What you are asked to do >>
For every line in the data below that contains "requests", copy the line.

══ Task input ══

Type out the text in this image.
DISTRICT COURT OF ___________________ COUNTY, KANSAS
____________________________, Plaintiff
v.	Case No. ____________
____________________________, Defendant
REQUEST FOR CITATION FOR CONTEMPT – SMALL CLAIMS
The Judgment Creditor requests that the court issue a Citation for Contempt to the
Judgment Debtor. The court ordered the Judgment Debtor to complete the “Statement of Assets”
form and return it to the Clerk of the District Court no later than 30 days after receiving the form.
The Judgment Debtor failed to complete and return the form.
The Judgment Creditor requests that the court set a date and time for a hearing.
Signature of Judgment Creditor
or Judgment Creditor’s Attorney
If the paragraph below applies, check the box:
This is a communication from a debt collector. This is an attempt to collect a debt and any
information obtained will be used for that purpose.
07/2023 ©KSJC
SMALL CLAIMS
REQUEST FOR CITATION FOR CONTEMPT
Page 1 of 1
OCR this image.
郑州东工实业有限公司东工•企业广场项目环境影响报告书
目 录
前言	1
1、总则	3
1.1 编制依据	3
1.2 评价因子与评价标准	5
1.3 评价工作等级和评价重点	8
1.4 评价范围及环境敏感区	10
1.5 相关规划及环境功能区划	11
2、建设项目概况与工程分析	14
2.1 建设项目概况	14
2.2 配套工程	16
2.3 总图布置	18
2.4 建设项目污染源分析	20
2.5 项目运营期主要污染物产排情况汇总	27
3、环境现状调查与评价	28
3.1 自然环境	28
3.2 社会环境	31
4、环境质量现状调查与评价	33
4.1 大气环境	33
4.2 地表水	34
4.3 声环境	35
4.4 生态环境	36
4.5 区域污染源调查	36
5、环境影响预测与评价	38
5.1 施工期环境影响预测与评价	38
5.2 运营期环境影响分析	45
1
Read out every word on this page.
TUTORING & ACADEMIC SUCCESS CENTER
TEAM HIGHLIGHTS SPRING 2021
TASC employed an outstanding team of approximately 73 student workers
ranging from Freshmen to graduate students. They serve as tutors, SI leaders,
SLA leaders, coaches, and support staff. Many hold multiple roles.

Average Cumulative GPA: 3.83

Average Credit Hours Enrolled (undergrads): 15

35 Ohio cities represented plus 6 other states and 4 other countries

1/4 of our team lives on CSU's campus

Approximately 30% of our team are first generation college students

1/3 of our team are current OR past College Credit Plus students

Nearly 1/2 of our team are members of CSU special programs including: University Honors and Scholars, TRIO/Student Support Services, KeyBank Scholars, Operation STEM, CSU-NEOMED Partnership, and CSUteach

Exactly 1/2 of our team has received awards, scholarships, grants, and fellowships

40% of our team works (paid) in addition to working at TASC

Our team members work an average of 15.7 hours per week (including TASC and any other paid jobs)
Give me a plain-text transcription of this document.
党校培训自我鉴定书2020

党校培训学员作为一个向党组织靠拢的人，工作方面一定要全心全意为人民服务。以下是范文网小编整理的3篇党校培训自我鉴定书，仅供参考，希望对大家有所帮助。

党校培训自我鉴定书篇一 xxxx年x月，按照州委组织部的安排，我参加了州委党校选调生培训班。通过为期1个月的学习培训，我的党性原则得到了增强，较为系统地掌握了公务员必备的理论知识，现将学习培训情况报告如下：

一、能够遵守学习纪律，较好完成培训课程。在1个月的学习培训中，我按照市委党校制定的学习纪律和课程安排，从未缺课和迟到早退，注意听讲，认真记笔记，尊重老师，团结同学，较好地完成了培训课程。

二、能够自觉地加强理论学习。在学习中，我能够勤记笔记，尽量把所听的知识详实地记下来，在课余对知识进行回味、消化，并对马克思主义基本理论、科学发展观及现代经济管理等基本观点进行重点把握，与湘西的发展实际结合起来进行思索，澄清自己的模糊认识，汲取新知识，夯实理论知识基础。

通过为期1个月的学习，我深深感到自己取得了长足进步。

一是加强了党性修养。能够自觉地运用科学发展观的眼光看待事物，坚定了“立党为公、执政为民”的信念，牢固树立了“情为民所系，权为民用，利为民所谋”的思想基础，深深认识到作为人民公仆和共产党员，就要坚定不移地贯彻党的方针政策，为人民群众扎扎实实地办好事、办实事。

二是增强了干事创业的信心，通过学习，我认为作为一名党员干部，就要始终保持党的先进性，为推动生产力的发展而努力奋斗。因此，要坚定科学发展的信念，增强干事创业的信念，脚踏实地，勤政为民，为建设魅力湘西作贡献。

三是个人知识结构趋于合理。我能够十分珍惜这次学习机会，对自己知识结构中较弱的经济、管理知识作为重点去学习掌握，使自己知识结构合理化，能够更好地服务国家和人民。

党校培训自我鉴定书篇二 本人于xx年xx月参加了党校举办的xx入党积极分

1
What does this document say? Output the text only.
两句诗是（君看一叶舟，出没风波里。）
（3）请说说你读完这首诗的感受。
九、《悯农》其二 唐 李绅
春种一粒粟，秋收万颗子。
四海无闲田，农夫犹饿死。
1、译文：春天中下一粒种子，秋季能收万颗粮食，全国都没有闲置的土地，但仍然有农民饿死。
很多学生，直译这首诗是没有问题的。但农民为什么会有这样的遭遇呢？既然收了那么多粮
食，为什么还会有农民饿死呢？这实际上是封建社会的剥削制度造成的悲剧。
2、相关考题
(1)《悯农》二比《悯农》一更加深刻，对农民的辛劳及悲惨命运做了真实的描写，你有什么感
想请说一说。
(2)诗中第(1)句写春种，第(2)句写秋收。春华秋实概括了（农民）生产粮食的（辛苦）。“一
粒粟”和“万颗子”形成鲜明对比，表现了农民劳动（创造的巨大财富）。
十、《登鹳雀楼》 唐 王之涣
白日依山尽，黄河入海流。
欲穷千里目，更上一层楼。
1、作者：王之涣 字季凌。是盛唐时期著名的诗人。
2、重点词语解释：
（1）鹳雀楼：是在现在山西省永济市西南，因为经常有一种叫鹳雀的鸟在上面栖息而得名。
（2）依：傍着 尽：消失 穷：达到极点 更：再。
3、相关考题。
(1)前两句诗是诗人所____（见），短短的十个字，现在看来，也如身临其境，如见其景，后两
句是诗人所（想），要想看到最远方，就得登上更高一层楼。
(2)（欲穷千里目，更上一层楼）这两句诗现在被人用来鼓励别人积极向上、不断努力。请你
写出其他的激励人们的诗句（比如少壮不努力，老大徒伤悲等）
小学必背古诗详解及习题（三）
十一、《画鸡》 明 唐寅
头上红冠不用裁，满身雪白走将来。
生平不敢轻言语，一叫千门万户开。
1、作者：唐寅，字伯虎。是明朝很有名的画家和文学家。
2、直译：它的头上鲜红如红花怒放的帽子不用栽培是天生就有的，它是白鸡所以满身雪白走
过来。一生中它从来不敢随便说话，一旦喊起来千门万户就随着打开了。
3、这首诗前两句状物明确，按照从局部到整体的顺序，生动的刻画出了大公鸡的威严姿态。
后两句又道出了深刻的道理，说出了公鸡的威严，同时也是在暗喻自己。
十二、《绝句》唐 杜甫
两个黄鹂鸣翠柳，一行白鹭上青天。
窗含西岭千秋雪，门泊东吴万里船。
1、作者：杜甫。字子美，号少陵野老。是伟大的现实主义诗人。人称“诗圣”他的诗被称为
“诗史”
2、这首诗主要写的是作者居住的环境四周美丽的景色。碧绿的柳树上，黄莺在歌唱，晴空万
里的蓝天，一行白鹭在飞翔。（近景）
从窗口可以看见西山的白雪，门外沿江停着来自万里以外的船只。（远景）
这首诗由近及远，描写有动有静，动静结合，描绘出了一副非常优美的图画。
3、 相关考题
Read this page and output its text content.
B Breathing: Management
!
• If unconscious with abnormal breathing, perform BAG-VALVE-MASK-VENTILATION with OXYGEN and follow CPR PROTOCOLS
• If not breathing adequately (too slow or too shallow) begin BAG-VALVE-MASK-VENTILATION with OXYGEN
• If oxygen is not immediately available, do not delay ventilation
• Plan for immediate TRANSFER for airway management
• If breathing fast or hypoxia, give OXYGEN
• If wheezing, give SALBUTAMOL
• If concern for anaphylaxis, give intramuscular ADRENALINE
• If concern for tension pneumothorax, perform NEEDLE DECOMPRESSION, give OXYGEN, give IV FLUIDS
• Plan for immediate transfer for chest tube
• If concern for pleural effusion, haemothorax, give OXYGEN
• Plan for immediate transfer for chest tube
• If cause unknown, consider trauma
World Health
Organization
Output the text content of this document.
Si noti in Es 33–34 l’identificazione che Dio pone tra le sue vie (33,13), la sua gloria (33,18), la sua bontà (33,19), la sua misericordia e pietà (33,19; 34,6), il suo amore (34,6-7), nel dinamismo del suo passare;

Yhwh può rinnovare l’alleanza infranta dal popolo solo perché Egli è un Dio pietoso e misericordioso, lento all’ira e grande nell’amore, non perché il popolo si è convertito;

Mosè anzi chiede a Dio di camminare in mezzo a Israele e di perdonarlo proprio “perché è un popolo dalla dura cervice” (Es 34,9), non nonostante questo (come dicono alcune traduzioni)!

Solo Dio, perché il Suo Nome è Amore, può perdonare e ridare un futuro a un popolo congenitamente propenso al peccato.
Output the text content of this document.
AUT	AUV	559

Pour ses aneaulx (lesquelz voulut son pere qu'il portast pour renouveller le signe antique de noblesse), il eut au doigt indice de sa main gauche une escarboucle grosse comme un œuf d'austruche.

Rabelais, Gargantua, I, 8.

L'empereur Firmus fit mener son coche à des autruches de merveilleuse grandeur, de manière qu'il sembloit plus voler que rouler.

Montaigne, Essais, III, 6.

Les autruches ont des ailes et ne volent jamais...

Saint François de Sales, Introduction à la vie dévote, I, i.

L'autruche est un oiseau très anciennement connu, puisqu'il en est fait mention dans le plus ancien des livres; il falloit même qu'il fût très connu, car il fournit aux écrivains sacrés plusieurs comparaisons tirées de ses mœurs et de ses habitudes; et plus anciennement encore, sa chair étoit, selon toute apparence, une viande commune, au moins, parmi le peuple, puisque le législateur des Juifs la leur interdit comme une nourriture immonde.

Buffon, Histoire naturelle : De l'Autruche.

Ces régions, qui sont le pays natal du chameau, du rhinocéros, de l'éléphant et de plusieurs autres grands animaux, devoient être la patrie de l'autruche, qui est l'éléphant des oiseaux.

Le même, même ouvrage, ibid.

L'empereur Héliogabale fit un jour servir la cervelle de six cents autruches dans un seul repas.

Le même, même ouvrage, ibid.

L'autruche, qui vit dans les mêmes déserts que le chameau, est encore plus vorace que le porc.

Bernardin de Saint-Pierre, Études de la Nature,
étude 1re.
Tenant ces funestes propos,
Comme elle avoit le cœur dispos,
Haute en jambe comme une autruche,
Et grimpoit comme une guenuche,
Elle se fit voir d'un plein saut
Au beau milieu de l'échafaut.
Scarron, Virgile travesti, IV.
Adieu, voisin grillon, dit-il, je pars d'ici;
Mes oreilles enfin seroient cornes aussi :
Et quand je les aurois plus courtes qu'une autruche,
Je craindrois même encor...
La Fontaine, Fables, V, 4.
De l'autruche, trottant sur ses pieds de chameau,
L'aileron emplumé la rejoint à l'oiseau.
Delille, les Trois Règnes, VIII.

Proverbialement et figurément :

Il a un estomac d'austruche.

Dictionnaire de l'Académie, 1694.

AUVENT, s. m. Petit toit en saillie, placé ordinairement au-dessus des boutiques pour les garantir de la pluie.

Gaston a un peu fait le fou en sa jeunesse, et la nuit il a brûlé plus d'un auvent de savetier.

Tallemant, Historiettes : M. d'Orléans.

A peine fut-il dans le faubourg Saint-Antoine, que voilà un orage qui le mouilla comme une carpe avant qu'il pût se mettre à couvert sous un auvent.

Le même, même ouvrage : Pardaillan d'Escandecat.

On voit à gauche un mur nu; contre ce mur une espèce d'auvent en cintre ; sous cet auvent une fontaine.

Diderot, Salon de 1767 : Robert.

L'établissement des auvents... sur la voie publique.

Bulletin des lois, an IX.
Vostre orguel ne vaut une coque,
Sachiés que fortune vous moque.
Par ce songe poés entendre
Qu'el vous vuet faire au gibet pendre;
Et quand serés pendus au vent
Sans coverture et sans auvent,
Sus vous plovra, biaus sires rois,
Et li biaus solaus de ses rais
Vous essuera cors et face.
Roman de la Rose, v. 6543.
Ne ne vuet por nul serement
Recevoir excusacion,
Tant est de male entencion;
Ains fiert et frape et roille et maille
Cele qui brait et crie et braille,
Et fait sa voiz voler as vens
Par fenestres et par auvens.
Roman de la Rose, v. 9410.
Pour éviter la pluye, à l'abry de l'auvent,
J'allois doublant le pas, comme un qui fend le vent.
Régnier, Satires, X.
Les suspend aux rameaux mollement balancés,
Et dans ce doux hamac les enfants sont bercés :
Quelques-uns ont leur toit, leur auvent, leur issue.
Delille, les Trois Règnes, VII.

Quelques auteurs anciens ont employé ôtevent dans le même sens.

═══

Exercise answer >>
The Judgment Creditor requests that the court issue a Citation for Contempt to the
The Judgment Creditor requests that the court set a date and time for a hearing.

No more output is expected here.